:: What to work on ::
Retype, exactly and with nothing added, the lines from the one showing "Output the text content of this document." through the final line of the material. Omit pictures.

:: Material to process ::
****************************************
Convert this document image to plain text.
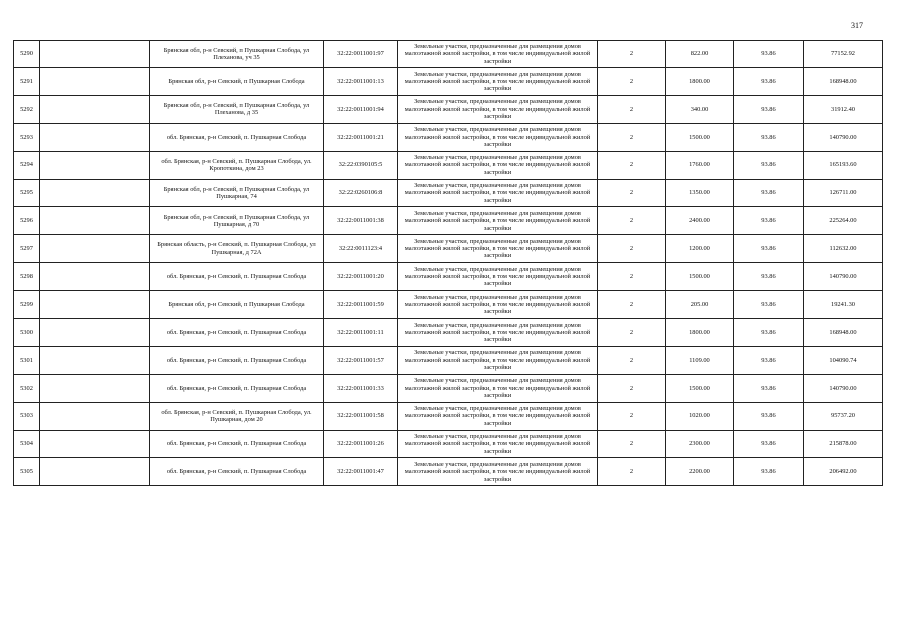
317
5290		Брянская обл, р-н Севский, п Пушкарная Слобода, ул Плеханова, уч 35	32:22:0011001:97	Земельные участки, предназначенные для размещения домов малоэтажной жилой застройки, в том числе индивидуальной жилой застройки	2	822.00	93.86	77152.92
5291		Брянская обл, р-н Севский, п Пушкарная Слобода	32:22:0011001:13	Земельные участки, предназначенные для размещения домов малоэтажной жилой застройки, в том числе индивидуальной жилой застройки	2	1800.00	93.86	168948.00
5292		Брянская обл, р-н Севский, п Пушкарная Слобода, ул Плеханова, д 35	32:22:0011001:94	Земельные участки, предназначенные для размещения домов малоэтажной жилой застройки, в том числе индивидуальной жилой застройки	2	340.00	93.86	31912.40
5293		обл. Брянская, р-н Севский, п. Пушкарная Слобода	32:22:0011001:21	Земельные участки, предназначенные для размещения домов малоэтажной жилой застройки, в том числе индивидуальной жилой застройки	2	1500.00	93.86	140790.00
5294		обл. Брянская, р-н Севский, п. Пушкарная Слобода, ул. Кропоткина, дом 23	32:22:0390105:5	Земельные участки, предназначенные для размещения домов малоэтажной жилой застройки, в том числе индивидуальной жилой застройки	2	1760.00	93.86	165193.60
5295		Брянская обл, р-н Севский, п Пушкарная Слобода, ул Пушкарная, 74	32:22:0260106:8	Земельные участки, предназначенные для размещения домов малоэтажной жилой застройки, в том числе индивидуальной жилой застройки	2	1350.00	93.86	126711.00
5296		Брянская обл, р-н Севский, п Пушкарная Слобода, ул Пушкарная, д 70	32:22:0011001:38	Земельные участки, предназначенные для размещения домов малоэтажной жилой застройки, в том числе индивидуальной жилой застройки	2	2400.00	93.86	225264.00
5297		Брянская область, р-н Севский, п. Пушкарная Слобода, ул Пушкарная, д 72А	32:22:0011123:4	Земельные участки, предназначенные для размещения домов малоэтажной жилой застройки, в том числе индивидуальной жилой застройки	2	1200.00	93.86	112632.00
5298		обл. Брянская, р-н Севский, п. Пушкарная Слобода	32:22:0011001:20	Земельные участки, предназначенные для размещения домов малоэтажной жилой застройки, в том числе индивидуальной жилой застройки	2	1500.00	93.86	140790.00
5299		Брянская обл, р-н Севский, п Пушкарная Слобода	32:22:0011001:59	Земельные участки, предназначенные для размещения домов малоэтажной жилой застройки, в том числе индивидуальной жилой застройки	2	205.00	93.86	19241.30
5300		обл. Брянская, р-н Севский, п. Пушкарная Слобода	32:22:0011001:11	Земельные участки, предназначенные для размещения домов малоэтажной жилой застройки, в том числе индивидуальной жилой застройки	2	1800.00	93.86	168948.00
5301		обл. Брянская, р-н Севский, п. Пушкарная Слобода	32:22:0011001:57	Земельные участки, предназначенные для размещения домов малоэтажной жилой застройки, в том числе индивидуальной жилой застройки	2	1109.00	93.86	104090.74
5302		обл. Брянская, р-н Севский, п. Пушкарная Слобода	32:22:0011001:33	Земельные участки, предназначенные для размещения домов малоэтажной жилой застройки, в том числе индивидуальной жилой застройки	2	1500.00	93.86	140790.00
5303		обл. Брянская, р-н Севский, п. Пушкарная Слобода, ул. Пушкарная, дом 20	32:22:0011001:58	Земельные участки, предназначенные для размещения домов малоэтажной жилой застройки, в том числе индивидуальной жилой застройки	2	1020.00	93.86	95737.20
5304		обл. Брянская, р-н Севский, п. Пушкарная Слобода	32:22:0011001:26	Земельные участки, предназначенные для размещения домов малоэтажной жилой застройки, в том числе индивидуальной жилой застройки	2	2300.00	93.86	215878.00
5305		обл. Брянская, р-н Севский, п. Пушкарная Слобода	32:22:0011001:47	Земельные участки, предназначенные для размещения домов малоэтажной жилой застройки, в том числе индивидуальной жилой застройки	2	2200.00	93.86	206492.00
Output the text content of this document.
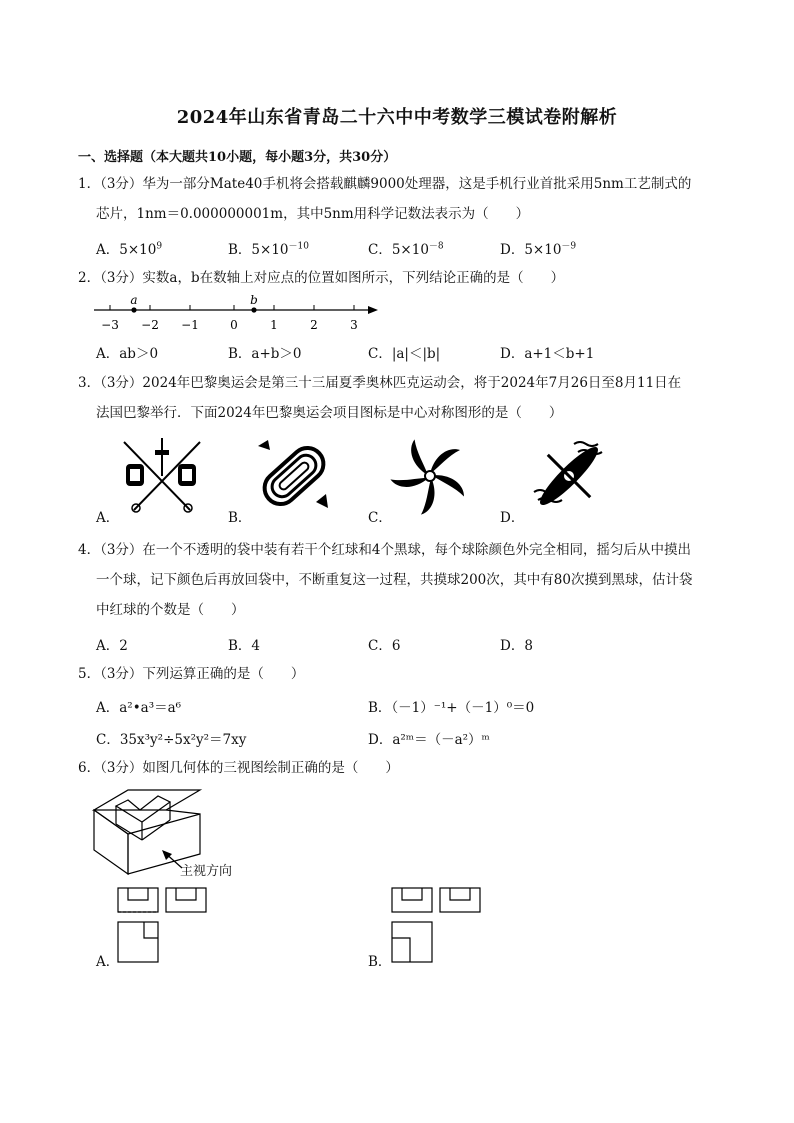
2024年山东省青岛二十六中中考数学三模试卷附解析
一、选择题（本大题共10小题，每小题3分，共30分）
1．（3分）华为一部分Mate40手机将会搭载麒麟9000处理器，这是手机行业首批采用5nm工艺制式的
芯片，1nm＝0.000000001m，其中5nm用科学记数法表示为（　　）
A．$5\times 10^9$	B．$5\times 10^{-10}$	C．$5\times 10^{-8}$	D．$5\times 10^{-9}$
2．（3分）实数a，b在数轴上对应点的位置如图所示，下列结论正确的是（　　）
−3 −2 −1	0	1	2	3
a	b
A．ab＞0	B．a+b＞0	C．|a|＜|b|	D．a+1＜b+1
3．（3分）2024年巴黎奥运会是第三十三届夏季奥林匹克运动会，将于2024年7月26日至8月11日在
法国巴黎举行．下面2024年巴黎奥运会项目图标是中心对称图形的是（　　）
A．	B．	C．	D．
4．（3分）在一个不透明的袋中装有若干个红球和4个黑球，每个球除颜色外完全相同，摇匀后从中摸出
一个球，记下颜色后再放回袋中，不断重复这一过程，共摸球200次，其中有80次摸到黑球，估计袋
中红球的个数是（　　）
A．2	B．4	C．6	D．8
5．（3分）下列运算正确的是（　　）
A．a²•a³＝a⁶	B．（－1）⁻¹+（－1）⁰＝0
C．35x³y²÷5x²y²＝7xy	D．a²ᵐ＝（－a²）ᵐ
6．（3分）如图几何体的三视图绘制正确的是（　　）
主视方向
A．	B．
****************************************
:: Complete answer ::
Output the text content of this document.
2024年山东省青岛二十六中中考数学三模试卷附解析
一、选择题（本大题共10小题，每小题3分，共30分）
1．（3分）华为一部分Mate40手机将会搭载麒麟9000处理器，这是手机行业首批采用5nm工艺制式的
芯片，1nm＝0.000000001m，其中5nm用科学记数法表示为（　　）
A．$5\times 10^9$	B．$5\times 10^{-10}$	C．$5\times 10^{-8}$	D．$5\times 10^{-9}$
2．（3分）实数a，b在数轴上对应点的位置如图所示，下列结论正确的是（　　）
−3 −2 −1	0	1	2	3
a	b
A．ab＞0	B．a+b＞0	C．|a|＜|b|	D．a+1＜b+1
3．（3分）2024年巴黎奥运会是第三十三届夏季奥林匹克运动会，将于2024年7月26日至8月11日在
法国巴黎举行．下面2024年巴黎奥运会项目图标是中心对称图形的是（　　）
A．	B．	C．	D．
4．（3分）在一个不透明的袋中装有若干个红球和4个黑球，每个球除颜色外完全相同，摇匀后从中摸出
一个球，记下颜色后再放回袋中，不断重复这一过程，共摸球200次，其中有80次摸到黑球，估计袋
中红球的个数是（　　）
A．2	B．4	C．6	D．8
5．（3分）下列运算正确的是（　　）
A．a²•a³＝a⁶	B．（－1）⁻¹+（－1）⁰＝0
C．35x³y²÷5x²y²＝7xy	D．a²ᵐ＝（－a²）ᵐ
6．（3分）如图几何体的三视图绘制正确的是（　　）
主视方向
A．	B．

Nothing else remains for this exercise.